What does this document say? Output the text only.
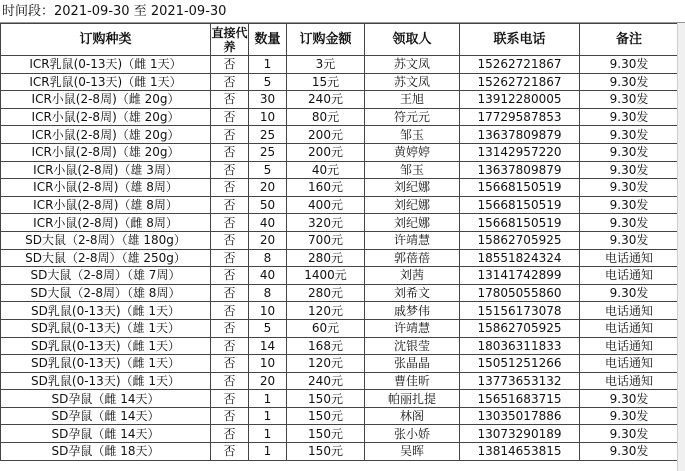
时间段：2021-09-30 至 2021-09-30
订购种类	直接代养	数量	订购金额	领取人	联系电话	备注
ICR乳鼠(0-13天)（雌 1天）	否	1	3元	苏文凤	15262721867	9.30发
ICR乳鼠(0-13天)（雌 1天）	否	5	15元	苏文凤	15262721867	9.30发
ICR小鼠(2-8周)（雌 20g）	否	30	240元	王旭	13912280005	9.30发
ICR小鼠(2-8周)（雄 20g）	否	10	80元	符元元	17729587853	9.30发
ICR小鼠(2-8周)（雄 20g）	否	25	200元	邹玉	13637809879	9.30发
ICR小鼠(2-8周)（雄 20g）	否	25	200元	黄婷婷	13142957220	9.30发
ICR小鼠(2-8周)（雄 3周）	否	5	40元	邹玉	13637809879	9.30发
ICR小鼠(2-8周)（雄 8周）	否	20	160元	刘纪娜	15668150519	9.30发
ICR小鼠(2-8周)（雄 8周）	否	50	400元	刘纪娜	15668150519	9.30发
ICR小鼠(2-8周)（雌 8周）	否	40	320元	刘纪娜	15668150519	9.30发
SD大鼠（2-8周）（雄 180g）	否	20	700元	许靖慧	15862705925	9.30发
SD大鼠（2-8周）（雄 250g）	否	8	280元	郭蓓蓓	18551824324	电话通知
SD大鼠（2-8周）（雄 7周）	否	40	1400元	刘茜	13141742899	电话通知
SD大鼠（2-8周）（雄 8周）	否	8	280元	刘希文	17805055860	9.30发
SD乳鼠(0-13天)（雌 1天）	否	10	120元	戚梦伟	15156173078	电话通知
SD乳鼠(0-13天)（雄 1天）	否	5	60元	许靖慧	15862705925	电话通知
SD乳鼠(0-13天)（雌 1天）	否	14	168元	沈银莹	18036311833	电话通知
SD乳鼠(0-13天)（雌 1天）	否	10	120元	张晶晶	15051251266	电话通知
SD乳鼠(0-13天)（雌 1天）	否	20	240元	曹佳昕	13773653132	电话通知
SD孕鼠（雌 14天）	否	1	150元	帕丽扎提	15651683715	9.30发
SD孕鼠（雌 14天）	否	1	150元	林阁	13035017886	9.30发
SD孕鼠（雌 14天）	否	1	150元	张小娇	13073290189	9.30发
SD孕鼠（雌 18天）	否	1	150元	吴晖	13814653815	9.30发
- - - -
Task prompt: All of the data needs repeating exactly, but the pictures do not.

Solution to the problem:
What does this document say? Output the text only.
时间段：2021-09-30 至 2021-09-30
订购种类	直接代养	数量	订购金额	领取人	联系电话	备注
ICR乳鼠(0-13天)（雌 1天）	否	1	3元	苏文凤	15262721867	9.30发
ICR乳鼠(0-13天)（雌 1天）	否	5	15元	苏文凤	15262721867	9.30发
ICR小鼠(2-8周)（雌 20g）	否	30	240元	王旭	13912280005	9.30发
ICR小鼠(2-8周)（雄 20g）	否	10	80元	符元元	17729587853	9.30发
ICR小鼠(2-8周)（雄 20g）	否	25	200元	邹玉	13637809879	9.30发
ICR小鼠(2-8周)（雄 20g）	否	25	200元	黄婷婷	13142957220	9.30发
ICR小鼠(2-8周)（雄 3周）	否	5	40元	邹玉	13637809879	9.30发
ICR小鼠(2-8周)（雄 8周）	否	20	160元	刘纪娜	15668150519	9.30发
ICR小鼠(2-8周)（雄 8周）	否	50	400元	刘纪娜	15668150519	9.30发
ICR小鼠(2-8周)（雌 8周）	否	40	320元	刘纪娜	15668150519	9.30发
SD大鼠（2-8周）（雄 180g）	否	20	700元	许靖慧	15862705925	9.30发
SD大鼠（2-8周）（雄 250g）	否	8	280元	郭蓓蓓	18551824324	电话通知
SD大鼠（2-8周）（雄 7周）	否	40	1400元	刘茜	13141742899	电话通知
SD大鼠（2-8周）（雄 8周）	否	8	280元	刘希文	17805055860	9.30发
SD乳鼠(0-13天)（雌 1天）	否	10	120元	戚梦伟	15156173078	电话通知
SD乳鼠(0-13天)（雄 1天）	否	5	60元	许靖慧	15862705925	电话通知
SD乳鼠(0-13天)（雌 1天）	否	14	168元	沈银莹	18036311833	电话通知
SD乳鼠(0-13天)（雌 1天）	否	10	120元	张晶晶	15051251266	电话通知
SD乳鼠(0-13天)（雌 1天）	否	20	240元	曹佳昕	13773653132	电话通知
SD孕鼠（雌 14天）	否	1	150元	帕丽扎提	15651683715	9.30发
SD孕鼠（雌 14天）	否	1	150元	林阁	13035017886	9.30发
SD孕鼠（雌 14天）	否	1	150元	张小娇	13073290189	9.30发
SD孕鼠（雌 18天）	否	1	150元	吴晖	13814653815	9.30发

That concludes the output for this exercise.